▸ WHAT THE EXERCISE ASKS: Print all the records exactly, please.
--- START ---
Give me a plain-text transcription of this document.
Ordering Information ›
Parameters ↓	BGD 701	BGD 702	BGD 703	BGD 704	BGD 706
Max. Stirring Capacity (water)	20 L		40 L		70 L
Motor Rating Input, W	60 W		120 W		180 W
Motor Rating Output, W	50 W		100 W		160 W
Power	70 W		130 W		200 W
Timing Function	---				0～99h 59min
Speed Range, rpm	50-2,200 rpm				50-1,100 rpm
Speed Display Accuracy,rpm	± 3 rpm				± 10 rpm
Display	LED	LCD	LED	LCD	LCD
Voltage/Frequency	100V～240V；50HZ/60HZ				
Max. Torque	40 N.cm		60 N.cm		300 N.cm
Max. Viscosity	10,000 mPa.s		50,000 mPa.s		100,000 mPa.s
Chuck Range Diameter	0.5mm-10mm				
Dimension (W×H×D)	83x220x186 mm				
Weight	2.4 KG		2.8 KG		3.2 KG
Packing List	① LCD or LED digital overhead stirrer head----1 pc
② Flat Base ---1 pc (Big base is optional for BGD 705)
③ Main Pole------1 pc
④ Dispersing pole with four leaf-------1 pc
--- END ---
▸ ANSWER BELOW:
Give me a plain-text transcription of this document.
Ordering Information ›
Parameters ↓	BGD 701	BGD 702	BGD 703	BGD 704	BGD 706
Max. Stirring Capacity (water)	20 L		40 L		70 L
Motor Rating Input, W	60 W		120 W		180 W
Motor Rating Output, W	50 W		100 W		160 W
Power	70 W		130 W		200 W
Timing Function	---				0～99h 59min
Speed Range, rpm	50-2,200 rpm				50-1,100 rpm
Speed Display Accuracy,rpm	± 3 rpm				± 10 rpm
Display	LED	LCD	LED	LCD	LCD
Voltage/Frequency	100V～240V；50HZ/60HZ				
Max. Torque	40 N.cm		60 N.cm		300 N.cm
Max. Viscosity	10,000 mPa.s		50,000 mPa.s		100,000 mPa.s
Chuck Range Diameter	0.5mm-10mm				
Dimension (W×H×D)	83x220x186 mm				
Weight	2.4 KG		2.8 KG		3.2 KG
Packing List	① LCD or LED digital overhead stirrer head----1 pc
② Flat Base ---1 pc (Big base is optional for BGD 705)
③ Main Pole------1 pc
④ Dispersing pole with four leaf-------1 pc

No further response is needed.